● **PROBLEM STATEMENT**:
Filter for the word "coordinator" and keep each matching line.

● **RECORDS FOR THIS TASK**:

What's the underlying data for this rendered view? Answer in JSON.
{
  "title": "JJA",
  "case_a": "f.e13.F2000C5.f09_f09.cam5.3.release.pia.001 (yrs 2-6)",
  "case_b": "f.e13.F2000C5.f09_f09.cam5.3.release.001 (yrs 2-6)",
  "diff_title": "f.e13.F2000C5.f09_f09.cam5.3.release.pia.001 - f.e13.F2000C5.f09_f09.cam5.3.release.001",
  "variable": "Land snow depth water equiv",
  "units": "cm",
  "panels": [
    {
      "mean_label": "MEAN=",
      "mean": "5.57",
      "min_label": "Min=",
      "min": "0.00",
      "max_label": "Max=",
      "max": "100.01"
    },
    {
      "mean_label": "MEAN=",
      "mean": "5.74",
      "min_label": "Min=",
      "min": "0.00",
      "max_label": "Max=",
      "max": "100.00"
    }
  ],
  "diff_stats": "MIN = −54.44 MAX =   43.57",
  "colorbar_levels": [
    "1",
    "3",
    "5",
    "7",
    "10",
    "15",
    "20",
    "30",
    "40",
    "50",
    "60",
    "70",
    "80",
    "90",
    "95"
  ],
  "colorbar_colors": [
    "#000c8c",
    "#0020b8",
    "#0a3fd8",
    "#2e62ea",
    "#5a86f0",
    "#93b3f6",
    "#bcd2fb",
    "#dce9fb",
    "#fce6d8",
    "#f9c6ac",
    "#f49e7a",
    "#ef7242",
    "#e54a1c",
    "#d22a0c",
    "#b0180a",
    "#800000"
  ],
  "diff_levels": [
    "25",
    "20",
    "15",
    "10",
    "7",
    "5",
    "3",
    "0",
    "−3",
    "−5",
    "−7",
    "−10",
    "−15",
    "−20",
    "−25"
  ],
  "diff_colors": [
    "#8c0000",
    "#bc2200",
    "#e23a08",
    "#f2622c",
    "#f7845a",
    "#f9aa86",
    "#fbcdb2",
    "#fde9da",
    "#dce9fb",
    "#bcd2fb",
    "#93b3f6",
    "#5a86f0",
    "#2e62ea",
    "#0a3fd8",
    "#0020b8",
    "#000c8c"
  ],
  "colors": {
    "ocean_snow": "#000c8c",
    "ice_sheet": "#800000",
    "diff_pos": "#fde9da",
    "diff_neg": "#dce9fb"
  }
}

--

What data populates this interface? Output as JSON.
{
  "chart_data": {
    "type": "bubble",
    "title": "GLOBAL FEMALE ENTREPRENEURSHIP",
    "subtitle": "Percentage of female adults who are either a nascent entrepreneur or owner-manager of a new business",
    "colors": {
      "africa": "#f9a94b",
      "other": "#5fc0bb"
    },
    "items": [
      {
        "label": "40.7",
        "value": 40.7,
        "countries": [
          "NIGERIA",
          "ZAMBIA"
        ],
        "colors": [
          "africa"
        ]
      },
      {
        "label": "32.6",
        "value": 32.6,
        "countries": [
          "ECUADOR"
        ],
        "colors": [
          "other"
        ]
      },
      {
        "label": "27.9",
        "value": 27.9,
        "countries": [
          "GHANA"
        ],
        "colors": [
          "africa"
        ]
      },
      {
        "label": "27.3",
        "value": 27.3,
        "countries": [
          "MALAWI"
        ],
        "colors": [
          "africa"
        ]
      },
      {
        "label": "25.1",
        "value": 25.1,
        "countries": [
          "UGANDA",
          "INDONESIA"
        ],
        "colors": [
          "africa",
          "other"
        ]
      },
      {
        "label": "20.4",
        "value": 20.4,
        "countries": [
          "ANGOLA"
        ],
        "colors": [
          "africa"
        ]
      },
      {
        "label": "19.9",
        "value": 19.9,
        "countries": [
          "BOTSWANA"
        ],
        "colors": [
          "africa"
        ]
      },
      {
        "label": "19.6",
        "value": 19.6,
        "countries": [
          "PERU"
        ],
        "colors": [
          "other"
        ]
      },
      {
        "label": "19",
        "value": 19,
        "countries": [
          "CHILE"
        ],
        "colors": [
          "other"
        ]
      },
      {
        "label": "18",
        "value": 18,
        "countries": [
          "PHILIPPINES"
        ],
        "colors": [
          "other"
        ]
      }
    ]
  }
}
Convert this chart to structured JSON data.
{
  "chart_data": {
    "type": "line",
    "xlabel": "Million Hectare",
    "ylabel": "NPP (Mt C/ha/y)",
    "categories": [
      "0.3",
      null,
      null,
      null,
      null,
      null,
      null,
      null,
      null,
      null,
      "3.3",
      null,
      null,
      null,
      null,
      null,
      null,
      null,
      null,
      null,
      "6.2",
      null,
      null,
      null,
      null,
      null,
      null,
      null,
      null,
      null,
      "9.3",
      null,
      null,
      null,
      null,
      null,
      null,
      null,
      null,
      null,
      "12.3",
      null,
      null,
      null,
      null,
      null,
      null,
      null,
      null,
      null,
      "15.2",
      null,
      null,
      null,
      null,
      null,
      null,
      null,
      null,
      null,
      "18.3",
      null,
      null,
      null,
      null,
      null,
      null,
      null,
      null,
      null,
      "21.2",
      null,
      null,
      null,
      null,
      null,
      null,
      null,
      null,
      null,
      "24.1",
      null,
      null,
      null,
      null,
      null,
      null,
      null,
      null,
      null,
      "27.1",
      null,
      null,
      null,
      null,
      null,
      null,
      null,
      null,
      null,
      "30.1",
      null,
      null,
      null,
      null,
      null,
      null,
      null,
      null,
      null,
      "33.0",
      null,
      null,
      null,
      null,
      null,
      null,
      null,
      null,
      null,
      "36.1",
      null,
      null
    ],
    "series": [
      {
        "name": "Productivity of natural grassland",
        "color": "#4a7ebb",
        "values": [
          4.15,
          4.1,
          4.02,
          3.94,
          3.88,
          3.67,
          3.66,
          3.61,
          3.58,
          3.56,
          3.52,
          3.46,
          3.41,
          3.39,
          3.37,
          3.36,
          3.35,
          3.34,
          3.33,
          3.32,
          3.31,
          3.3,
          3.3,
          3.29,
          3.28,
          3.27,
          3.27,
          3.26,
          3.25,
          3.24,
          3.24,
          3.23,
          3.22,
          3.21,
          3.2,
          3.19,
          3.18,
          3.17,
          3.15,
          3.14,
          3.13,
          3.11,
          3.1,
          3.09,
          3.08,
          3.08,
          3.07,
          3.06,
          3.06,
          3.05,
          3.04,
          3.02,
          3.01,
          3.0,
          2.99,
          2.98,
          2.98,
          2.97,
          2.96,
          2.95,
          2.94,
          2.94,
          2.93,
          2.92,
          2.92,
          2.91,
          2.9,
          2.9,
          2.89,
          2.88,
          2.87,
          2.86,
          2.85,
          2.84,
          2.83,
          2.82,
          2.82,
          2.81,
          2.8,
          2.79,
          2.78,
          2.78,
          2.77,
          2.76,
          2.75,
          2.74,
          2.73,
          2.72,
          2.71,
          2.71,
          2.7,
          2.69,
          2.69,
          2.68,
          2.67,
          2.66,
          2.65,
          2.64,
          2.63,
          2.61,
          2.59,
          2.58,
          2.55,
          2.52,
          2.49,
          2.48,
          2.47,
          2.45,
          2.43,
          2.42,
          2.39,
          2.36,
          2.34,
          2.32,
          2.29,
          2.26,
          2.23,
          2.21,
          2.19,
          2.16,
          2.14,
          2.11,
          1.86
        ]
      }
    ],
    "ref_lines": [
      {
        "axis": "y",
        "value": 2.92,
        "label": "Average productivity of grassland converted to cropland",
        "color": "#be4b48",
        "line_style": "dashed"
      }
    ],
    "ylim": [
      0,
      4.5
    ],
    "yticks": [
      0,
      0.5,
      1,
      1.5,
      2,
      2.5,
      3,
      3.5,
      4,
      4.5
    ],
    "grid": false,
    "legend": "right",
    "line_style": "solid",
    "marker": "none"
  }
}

...

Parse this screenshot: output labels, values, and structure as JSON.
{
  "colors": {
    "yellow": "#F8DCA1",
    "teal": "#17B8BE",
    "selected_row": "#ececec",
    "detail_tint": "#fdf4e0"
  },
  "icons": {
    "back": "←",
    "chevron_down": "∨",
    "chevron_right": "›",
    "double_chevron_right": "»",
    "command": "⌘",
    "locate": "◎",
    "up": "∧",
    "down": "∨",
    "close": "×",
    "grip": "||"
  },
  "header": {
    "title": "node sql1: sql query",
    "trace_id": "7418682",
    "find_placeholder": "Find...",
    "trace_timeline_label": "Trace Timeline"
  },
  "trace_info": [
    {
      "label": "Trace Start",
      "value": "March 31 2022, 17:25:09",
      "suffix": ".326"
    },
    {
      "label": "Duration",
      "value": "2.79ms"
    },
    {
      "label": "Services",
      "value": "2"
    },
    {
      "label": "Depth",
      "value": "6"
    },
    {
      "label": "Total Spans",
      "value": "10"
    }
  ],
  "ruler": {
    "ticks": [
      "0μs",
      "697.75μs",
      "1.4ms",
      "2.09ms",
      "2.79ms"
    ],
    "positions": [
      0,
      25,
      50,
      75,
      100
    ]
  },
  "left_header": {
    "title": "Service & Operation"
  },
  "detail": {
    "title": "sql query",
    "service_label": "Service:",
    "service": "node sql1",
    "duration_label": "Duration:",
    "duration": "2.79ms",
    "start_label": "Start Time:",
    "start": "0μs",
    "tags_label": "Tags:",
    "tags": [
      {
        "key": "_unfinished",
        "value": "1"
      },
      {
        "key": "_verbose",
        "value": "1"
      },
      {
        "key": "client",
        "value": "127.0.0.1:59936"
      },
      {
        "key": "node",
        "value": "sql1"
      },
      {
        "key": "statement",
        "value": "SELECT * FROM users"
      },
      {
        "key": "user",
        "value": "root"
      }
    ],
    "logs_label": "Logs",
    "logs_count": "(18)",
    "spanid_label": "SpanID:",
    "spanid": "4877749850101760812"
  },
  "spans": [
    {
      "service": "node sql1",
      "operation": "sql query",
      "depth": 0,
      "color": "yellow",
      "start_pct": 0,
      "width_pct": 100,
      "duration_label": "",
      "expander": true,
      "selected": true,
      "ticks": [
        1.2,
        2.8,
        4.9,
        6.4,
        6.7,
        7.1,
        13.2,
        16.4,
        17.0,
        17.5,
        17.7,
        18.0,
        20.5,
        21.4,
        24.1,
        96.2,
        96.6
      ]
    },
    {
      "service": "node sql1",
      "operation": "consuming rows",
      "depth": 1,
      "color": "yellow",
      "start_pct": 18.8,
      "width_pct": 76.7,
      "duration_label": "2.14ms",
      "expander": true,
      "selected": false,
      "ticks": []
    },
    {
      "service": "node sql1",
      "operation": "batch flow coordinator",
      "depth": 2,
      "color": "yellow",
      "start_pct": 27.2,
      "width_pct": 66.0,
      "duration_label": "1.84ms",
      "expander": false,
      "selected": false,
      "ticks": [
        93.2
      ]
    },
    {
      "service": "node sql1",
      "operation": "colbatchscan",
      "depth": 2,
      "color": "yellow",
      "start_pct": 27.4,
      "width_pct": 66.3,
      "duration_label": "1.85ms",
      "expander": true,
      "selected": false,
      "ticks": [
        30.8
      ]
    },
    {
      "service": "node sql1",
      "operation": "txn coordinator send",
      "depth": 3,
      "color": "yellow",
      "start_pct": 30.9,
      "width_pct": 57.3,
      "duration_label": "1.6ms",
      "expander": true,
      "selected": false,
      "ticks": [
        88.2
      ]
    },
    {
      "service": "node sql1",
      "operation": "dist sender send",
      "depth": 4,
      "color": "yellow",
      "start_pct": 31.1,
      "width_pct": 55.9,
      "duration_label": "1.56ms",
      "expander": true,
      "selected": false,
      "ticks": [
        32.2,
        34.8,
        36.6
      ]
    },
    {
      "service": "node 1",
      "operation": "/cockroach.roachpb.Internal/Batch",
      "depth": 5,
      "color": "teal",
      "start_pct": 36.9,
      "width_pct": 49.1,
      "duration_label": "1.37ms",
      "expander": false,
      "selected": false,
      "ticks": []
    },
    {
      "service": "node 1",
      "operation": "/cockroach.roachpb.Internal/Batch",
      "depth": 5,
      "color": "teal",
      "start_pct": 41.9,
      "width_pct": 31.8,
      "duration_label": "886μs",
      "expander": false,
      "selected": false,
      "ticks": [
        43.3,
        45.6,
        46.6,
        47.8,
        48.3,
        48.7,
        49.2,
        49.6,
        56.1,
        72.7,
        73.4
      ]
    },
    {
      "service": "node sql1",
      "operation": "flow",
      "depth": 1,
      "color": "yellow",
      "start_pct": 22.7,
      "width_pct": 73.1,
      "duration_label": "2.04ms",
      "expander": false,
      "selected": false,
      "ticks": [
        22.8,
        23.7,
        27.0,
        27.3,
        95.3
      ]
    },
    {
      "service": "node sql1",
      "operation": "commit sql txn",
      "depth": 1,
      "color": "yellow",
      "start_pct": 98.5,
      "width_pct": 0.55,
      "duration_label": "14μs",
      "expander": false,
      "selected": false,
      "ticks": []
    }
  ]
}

● **EXERCISE SOLUTION**:
      "operation": "batch flow coordinator",
      "operation": "txn coordinator send",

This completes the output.